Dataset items
━━━━━━━━━━

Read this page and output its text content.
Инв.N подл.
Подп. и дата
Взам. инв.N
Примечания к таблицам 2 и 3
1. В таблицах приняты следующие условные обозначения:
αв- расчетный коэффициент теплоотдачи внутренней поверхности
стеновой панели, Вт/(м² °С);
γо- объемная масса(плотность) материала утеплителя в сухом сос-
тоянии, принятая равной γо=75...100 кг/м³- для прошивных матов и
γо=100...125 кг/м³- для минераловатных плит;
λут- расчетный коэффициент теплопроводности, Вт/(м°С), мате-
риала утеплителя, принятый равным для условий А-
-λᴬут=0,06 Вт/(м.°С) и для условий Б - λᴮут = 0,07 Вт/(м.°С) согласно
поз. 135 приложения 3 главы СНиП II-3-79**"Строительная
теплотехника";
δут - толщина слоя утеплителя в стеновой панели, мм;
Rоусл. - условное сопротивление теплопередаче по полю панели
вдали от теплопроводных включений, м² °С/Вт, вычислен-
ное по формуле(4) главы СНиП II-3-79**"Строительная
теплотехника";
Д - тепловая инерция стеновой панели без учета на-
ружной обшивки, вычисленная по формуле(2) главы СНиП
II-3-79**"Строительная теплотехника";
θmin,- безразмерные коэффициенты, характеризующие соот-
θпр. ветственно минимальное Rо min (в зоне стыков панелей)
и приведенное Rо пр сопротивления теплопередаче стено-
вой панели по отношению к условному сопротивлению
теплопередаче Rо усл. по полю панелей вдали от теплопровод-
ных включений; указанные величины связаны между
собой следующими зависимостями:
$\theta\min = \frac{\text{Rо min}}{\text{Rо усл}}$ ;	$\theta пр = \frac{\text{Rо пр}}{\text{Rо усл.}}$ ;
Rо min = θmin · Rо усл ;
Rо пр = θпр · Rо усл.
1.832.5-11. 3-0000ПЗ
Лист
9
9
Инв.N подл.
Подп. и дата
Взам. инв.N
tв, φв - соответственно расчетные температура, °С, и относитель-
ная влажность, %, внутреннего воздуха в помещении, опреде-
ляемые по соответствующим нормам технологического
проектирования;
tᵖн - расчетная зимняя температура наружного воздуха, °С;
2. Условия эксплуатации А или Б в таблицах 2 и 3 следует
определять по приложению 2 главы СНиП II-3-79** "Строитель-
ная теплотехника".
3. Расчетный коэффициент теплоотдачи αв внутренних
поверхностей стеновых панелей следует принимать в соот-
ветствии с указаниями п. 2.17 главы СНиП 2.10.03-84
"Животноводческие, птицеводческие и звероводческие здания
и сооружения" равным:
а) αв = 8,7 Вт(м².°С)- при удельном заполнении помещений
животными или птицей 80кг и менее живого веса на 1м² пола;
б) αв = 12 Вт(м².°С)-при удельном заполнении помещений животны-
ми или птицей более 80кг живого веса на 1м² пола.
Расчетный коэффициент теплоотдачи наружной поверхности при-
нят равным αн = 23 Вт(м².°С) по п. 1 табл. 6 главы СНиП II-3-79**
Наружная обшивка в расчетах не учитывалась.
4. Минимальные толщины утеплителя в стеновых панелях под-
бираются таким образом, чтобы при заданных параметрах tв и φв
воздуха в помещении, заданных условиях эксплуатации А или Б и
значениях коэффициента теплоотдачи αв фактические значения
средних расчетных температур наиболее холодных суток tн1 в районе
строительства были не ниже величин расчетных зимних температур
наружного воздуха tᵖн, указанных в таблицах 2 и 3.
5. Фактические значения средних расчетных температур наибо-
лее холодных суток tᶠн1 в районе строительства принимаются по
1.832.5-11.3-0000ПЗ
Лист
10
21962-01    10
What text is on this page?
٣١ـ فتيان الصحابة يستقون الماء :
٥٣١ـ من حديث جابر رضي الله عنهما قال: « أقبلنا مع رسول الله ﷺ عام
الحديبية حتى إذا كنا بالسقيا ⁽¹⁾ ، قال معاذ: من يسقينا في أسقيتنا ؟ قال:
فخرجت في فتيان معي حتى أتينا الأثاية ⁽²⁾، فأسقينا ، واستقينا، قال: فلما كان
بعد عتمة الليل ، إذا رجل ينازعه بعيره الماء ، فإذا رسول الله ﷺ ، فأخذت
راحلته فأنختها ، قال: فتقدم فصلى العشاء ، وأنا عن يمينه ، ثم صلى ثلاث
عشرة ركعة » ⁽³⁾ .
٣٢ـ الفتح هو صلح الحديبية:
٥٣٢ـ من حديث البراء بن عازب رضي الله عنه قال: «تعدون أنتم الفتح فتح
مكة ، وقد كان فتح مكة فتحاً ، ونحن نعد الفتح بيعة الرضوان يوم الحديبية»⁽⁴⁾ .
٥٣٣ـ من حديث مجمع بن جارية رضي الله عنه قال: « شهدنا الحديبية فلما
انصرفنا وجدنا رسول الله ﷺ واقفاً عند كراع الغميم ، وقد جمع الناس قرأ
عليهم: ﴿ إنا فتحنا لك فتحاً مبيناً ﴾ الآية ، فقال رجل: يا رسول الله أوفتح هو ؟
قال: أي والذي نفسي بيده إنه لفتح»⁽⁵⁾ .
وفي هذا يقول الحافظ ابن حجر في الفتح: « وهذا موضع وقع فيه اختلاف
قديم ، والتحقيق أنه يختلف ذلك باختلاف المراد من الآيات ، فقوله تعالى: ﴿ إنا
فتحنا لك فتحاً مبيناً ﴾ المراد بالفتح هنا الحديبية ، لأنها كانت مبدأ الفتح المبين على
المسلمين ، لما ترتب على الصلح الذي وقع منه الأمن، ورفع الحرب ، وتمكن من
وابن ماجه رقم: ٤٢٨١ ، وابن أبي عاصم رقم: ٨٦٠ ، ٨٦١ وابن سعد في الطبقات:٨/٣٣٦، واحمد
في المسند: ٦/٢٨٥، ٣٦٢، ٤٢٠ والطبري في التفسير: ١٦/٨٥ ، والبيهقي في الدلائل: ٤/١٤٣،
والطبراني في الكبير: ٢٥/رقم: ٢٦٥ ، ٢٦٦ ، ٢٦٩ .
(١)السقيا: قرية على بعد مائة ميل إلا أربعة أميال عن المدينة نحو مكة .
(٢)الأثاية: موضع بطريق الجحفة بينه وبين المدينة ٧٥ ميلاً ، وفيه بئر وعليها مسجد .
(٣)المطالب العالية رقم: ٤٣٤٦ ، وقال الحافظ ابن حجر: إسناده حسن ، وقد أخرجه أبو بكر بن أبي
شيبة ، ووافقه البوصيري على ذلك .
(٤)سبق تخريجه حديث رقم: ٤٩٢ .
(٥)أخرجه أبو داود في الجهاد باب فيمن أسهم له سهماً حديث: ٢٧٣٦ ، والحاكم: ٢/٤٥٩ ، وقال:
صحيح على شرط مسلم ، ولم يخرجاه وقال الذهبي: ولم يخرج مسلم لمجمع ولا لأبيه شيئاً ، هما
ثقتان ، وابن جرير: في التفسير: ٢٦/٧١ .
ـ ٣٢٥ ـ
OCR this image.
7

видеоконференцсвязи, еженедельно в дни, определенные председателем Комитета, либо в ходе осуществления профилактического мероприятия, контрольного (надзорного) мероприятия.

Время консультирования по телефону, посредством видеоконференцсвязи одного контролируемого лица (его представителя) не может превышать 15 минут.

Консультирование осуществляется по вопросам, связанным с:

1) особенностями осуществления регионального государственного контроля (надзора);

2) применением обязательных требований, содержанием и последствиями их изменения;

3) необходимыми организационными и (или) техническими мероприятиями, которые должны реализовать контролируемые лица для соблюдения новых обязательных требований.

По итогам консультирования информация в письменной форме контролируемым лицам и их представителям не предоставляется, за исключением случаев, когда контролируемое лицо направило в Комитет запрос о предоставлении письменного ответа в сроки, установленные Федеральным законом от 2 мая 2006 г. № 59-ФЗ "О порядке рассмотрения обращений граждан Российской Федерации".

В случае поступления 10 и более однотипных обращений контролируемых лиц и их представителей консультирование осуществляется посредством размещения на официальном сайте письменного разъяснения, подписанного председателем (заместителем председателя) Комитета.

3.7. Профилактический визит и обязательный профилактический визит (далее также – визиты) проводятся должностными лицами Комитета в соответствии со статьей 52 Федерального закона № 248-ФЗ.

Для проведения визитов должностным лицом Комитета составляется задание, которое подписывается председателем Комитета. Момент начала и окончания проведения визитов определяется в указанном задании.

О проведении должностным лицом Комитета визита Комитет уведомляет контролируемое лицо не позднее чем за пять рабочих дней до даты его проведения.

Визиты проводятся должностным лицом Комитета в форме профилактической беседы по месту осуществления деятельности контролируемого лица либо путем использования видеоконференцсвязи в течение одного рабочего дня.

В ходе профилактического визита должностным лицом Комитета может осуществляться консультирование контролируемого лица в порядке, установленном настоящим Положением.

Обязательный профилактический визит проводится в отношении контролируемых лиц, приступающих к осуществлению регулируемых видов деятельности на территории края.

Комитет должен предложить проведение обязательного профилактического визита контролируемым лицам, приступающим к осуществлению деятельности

━━━━━━━━━━

* Written request: Identify all lines where the word "формуле" shows up. Copy them.

* Answer to this exercise:
ное по формуле(4) главы СНиП II-3-79**"Строительная
ружной обшивки, вычисленная по формуле(2) главы СНиП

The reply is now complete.